=== GIVEN ENTRIES ===

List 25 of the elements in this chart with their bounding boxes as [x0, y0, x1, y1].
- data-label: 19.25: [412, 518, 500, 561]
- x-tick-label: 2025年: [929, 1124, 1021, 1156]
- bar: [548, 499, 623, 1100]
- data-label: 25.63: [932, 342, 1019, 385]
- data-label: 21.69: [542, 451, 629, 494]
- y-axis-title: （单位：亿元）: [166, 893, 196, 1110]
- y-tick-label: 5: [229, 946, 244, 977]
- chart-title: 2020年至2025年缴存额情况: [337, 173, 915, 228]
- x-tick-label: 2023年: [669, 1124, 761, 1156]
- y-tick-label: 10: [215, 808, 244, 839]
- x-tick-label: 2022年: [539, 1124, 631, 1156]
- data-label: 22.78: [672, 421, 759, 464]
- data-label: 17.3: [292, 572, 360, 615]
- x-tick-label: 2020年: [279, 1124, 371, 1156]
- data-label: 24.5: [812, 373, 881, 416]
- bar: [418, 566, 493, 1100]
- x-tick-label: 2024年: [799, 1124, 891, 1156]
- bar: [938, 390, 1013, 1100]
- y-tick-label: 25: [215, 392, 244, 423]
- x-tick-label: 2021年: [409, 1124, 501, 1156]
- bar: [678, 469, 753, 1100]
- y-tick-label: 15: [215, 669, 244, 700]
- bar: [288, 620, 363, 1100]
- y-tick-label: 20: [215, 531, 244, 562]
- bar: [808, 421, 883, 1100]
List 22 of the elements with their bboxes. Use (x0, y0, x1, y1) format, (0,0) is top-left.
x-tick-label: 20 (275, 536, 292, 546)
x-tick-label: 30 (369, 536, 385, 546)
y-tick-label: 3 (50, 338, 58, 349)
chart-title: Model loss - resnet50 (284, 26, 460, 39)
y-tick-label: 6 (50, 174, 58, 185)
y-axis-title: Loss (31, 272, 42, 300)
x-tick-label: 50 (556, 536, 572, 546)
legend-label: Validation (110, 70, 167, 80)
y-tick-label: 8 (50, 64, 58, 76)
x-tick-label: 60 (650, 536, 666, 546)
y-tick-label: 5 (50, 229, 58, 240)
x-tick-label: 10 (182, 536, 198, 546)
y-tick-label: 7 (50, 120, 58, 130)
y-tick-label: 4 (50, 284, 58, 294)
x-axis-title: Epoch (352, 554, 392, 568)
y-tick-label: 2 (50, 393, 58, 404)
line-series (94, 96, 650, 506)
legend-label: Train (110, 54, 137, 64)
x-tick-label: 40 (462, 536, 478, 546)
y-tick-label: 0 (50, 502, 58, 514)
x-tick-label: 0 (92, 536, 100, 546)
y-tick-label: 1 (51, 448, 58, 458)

===

TASK INSTRUCTIONS — Copy out every line of the records above without any changes.

SOLUTION TO THIS TASK —
List 25 of the elements in this chart with their bounding boxes as [x0, y0, x1, y1].
- data-label: 19.25: [412, 518, 500, 561]
- x-tick-label: 2025年: [929, 1124, 1021, 1156]
- bar: [548, 499, 623, 1100]
- data-label: 25.63: [932, 342, 1019, 385]
- data-label: 21.69: [542, 451, 629, 494]
- y-axis-title: （单位：亿元）: [166, 893, 196, 1110]
- y-tick-label: 5: [229, 946, 244, 977]
- chart-title: 2020年至2025年缴存额情况: [337, 173, 915, 228]
- x-tick-label: 2023年: [669, 1124, 761, 1156]
- y-tick-label: 10: [215, 808, 244, 839]
- x-tick-label: 2022年: [539, 1124, 631, 1156]
- data-label: 22.78: [672, 421, 759, 464]
- data-label: 17.3: [292, 572, 360, 615]
- x-tick-label: 2020年: [279, 1124, 371, 1156]
- data-label: 24.5: [812, 373, 881, 416]
- bar: [418, 566, 493, 1100]
- x-tick-label: 2024年: [799, 1124, 891, 1156]
- bar: [938, 390, 1013, 1100]
- y-tick-label: 25: [215, 392, 244, 423]
- x-tick-label: 2021年: [409, 1124, 501, 1156]
- bar: [678, 469, 753, 1100]
- y-tick-label: 15: [215, 669, 244, 700]
- bar: [288, 620, 363, 1100]
- y-tick-label: 20: [215, 531, 244, 562]
- bar: [808, 421, 883, 1100]
List 22 of the elements with their bboxes. Use (x0, y0, x1, y1) format, (0,0) is top-left.
x-tick-label: 20 (275, 536, 292, 546)
x-tick-label: 30 (369, 536, 385, 546)
y-tick-label: 3 (50, 338, 58, 349)
chart-title: Model loss - resnet50 (284, 26, 460, 39)
y-tick-label: 6 (50, 174, 58, 185)
y-axis-title: Loss (31, 272, 42, 300)
x-tick-label: 50 (556, 536, 572, 546)
legend-label: Validation (110, 70, 167, 80)
y-tick-label: 8 (50, 64, 58, 76)
x-tick-label: 60 (650, 536, 666, 546)
y-tick-label: 5 (50, 229, 58, 240)
x-tick-label: 10 (182, 536, 198, 546)
y-tick-label: 7 (50, 120, 58, 130)
y-tick-label: 4 (50, 284, 58, 294)
x-axis-title: Epoch (352, 554, 392, 568)
y-tick-label: 2 (50, 393, 58, 404)
line-series (94, 96, 650, 506)
legend-label: Train (110, 54, 137, 64)
x-tick-label: 40 (462, 536, 478, 546)
y-tick-label: 0 (50, 502, 58, 514)
x-tick-label: 0 (92, 536, 100, 546)
y-tick-label: 1 (51, 448, 58, 458)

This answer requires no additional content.